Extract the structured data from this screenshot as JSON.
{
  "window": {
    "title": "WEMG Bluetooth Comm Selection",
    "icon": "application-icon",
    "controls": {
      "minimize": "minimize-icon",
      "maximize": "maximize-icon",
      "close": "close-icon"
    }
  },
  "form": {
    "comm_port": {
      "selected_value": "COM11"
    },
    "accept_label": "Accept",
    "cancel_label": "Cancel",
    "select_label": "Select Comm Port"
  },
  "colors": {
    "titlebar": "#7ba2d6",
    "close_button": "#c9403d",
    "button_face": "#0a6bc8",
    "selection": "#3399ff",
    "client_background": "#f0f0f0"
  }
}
= = = =
STATED GOAL:
Above are some records; extract every one of them exactly.

SOLUTION TO THIS EXERCISE:
Extract the structured data from this screenshot as JSON.
{
  "window": {
    "title": "WEMG Bluetooth Comm Selection",
    "icon": "application-icon",
    "controls": {
      "minimize": "minimize-icon",
      "maximize": "maximize-icon",
      "close": "close-icon"
    }
  },
  "form": {
    "comm_port": {
      "selected_value": "COM11"
    },
    "accept_label": "Accept",
    "cancel_label": "Cancel",
    "select_label": "Select Comm Port"
  },
  "colors": {
    "titlebar": "#7ba2d6",
    "close_button": "#c9403d",
    "button_face": "#0a6bc8",
    "selection": "#3399ff",
    "client_background": "#f0f0f0"
  }
}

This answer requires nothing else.